[Stored data entries]

***

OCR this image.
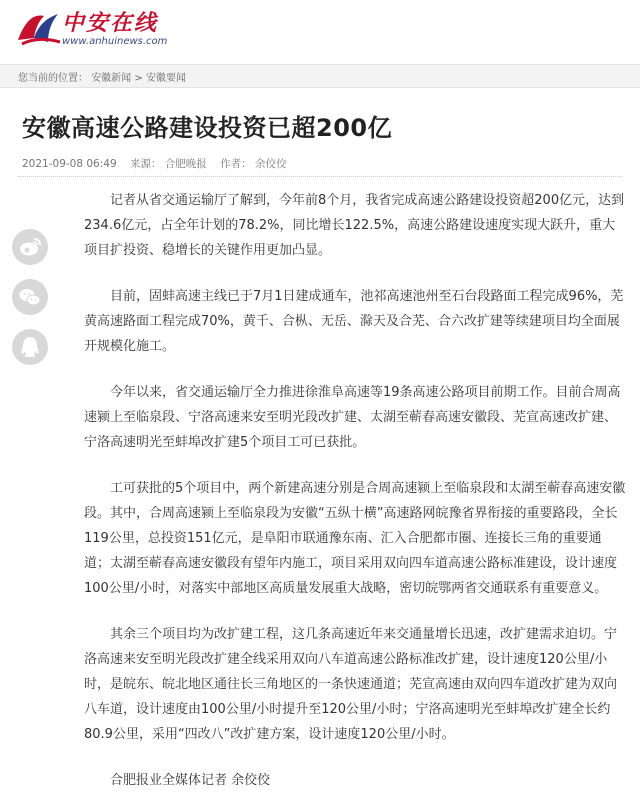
中安在线
www.anhuinews.com
您当前的位置： 安徽新闻 > 安徽要闻
安徽高速公路建设投资已超200亿
2021-09-08 06:49 来源： 合肥晚报 作者： 余佼佼

记者从省交通运输厅了解到，今年前8个月，我省完成高速公路建设投资超200亿元，达到234.6亿元，占全年计划的78.2%，同比增长122.5%，高速公路建设速度实现大跃升，重大项目扩投资、稳增长的关键作用更加凸显。

目前，固蚌高速主线已于7月1日建成通车，池祁高速池州至石台段路面工程完成96%，芜黄高速路面工程完成70%，黄千、合枞、无岳、滁天及合芜、合六改扩建等续建项目均全面展开规模化施工。

今年以来，省交通运输厅全力推进徐淮阜高速等19条高速公路项目前期工作。目前合周高速颍上至临泉段、宁洛高速来安至明光段改扩建、太湖至蕲春高速安徽段、芜宣高速改扩建、宁洛高速明光至蚌埠改扩建5个项目工可已获批。

工可获批的5个项目中，两个新建高速分别是合周高速颍上至临泉段和太湖至蕲春高速安徽段。其中，合周高速颍上至临泉段为安徽“五纵十横”高速路网皖豫省界衔接的重要路段，全长119公里，总投资151亿元，是阜阳市联通豫东南、汇入合肥都市圈、连接长三角的重要通道；太湖至蕲春高速安徽段有望年内施工，项目采用双向四车道高速公路标准建设，设计速度100公里/小时，对落实中部地区高质量发展重大战略，密切皖鄂两省交通联系有重要意义。

其余三个项目均为改扩建工程，这几条高速近年来交通量增长迅速，改扩建需求迫切。宁洛高速来安至明光段改扩建全线采用双向八车道高速公路标准改扩建，设计速度120公里/小时，是皖东、皖北地区通往长三角地区的一条快速通道；芜宣高速由双向四车道改扩建为双向八车道，设计速度由100公里/小时提升至120公里/小时；宁洛高速明光至蚌埠改扩建全长约80.9公里，采用“四改八”改扩建方案，设计速度120公里/小时。

合肥报业全媒体记者 余佼佼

***

_GIVEN REQUEST:_
Above are records to transcribe exactly; leave their pictures out.

_COMPLETE ANSWER:_
OCR this image.
中安在线
www.anhuinews.com
您当前的位置： 安徽新闻 > 安徽要闻
安徽高速公路建设投资已超200亿
2021-09-08 06:49 来源： 合肥晚报 作者： 余佼佼

记者从省交通运输厅了解到，今年前8个月，我省完成高速公路建设投资超200亿元，达到234.6亿元，占全年计划的78.2%，同比增长122.5%，高速公路建设速度实现大跃升，重大项目扩投资、稳增长的关键作用更加凸显。

目前，固蚌高速主线已于7月1日建成通车，池祁高速池州至石台段路面工程完成96%，芜黄高速路面工程完成70%，黄千、合枞、无岳、滁天及合芜、合六改扩建等续建项目均全面展开规模化施工。

今年以来，省交通运输厅全力推进徐淮阜高速等19条高速公路项目前期工作。目前合周高速颍上至临泉段、宁洛高速来安至明光段改扩建、太湖至蕲春高速安徽段、芜宣高速改扩建、宁洛高速明光至蚌埠改扩建5个项目工可已获批。

工可获批的5个项目中，两个新建高速分别是合周高速颍上至临泉段和太湖至蕲春高速安徽段。其中，合周高速颍上至临泉段为安徽“五纵十横”高速路网皖豫省界衔接的重要路段，全长119公里，总投资151亿元，是阜阳市联通豫东南、汇入合肥都市圈、连接长三角的重要通道；太湖至蕲春高速安徽段有望年内施工，项目采用双向四车道高速公路标准建设，设计速度100公里/小时，对落实中部地区高质量发展重大战略，密切皖鄂两省交通联系有重要意义。

其余三个项目均为改扩建工程，这几条高速近年来交通量增长迅速，改扩建需求迫切。宁洛高速来安至明光段改扩建全线采用双向八车道高速公路标准改扩建，设计速度120公里/小时，是皖东、皖北地区通往长三角地区的一条快速通道；芜宣高速由双向四车道改扩建为双向八车道，设计速度由100公里/小时提升至120公里/小时；宁洛高速明光至蚌埠改扩建全长约80.9公里，采用“四改八”改扩建方案，设计速度120公里/小时。

合肥报业全媒体记者 余佼佼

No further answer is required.